------ Material for the task

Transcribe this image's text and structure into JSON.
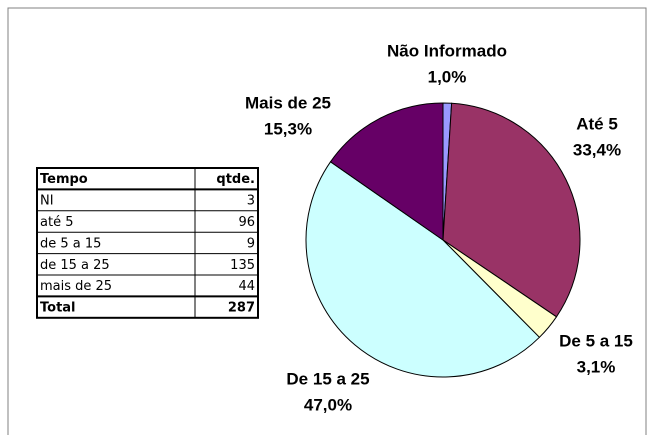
{
  "chart_data": {
    "type": "pie",
    "categories": [
      "Não Informado",
      "Até 5",
      "De 5 a 15",
      "De 15 a 25",
      "Mais de 25"
    ],
    "values": [
      1.0,
      33.4,
      3.1,
      47.0,
      15.3
    ],
    "value_labels": [
      "1,0%",
      "33,4%",
      "3,1%",
      "47,0%",
      "15,3%"
    ],
    "colors": [
      "#9999ff",
      "#993366",
      "#ffffcc",
      "#ccffff",
      "#660066"
    ]
  },
  "table": {
    "header": [
      "Tempo",
      "qtde."
    ],
    "rows": [
      [
        "NI",
        3
      ],
      [
        "até 5",
        96
      ],
      [
        "de 5 a 15",
        9
      ],
      [
        "de 15 a 25",
        135
      ],
      [
        "mais de 25",
        44
      ]
    ],
    "total": [
      "Total",
      287
    ]
  }
}
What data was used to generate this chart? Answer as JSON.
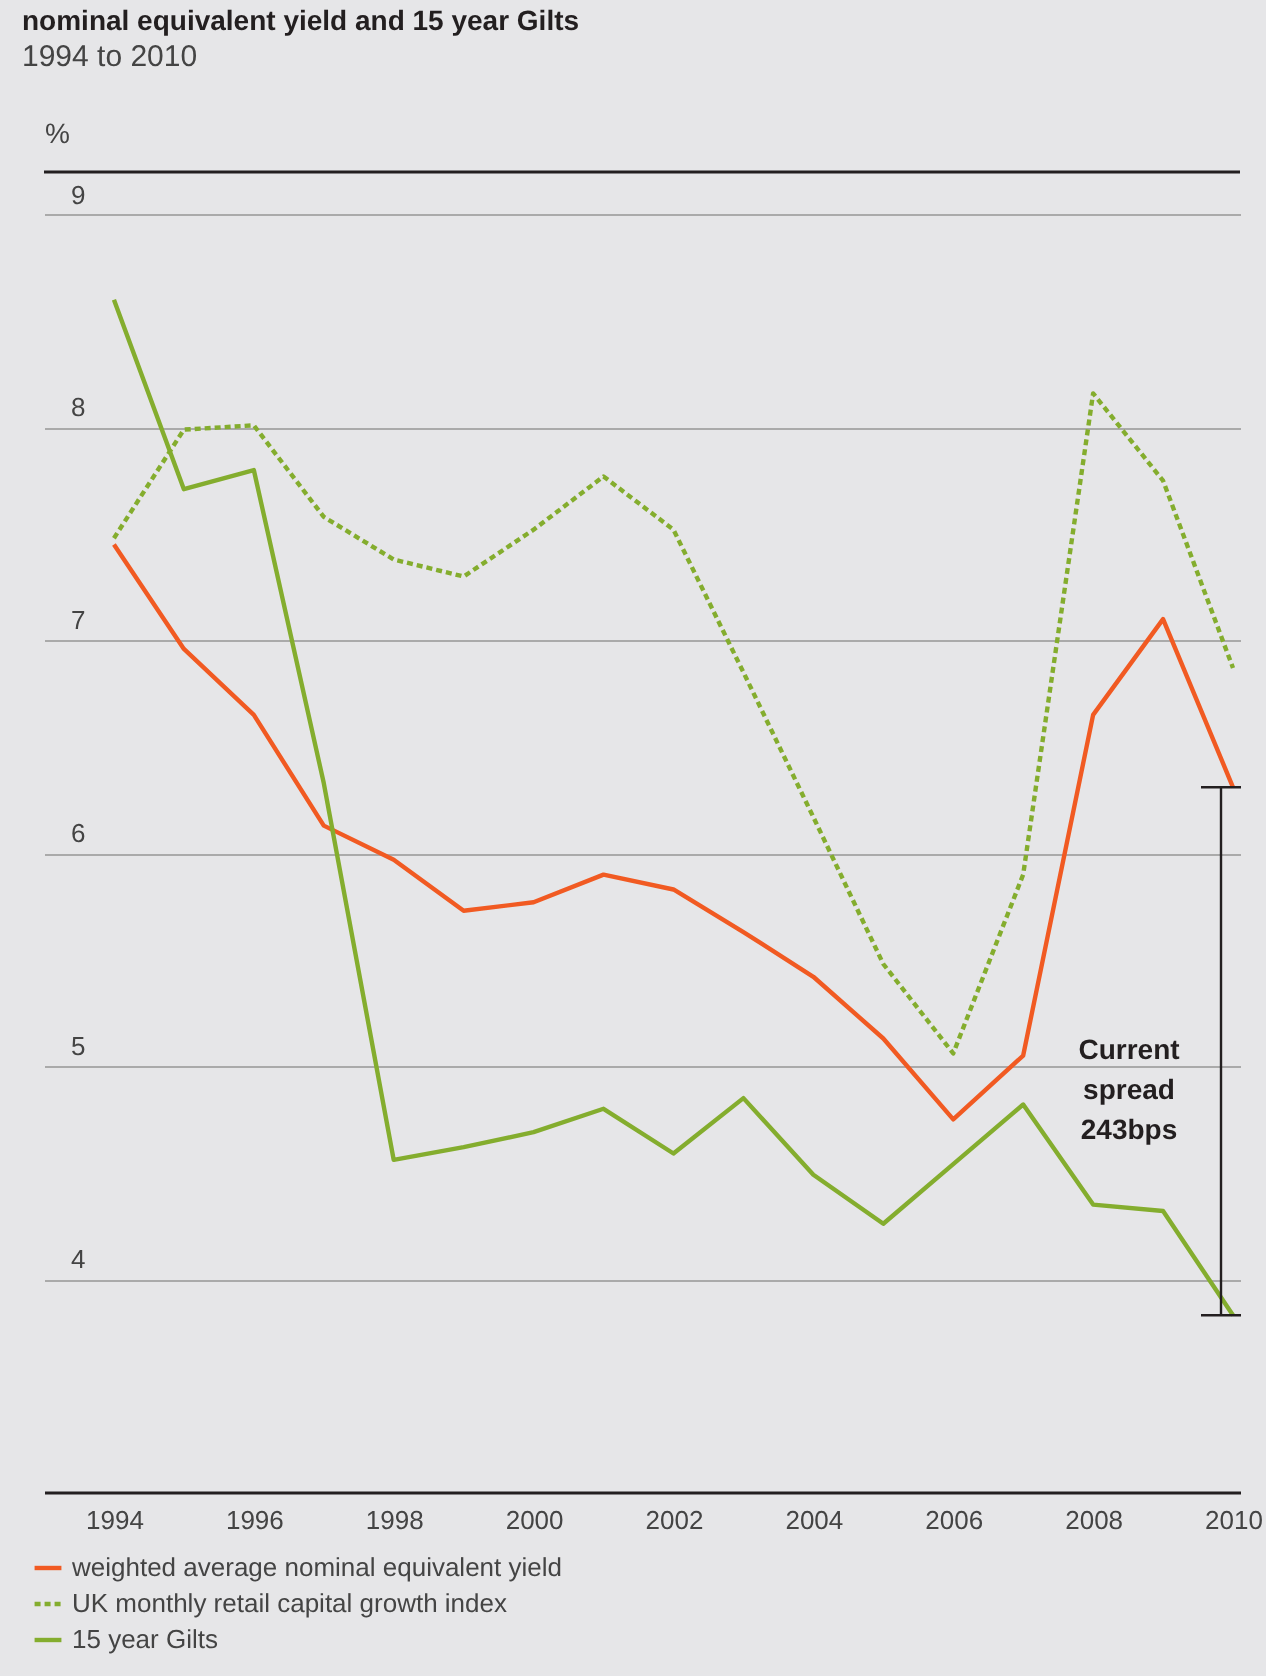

------------

## What the task requires:
Copy out every line of the data that includes "this".

## Exercise solution:
Transcribe this image's text and structure into JSON.
What data was used to generate this chart? Answer as JSON.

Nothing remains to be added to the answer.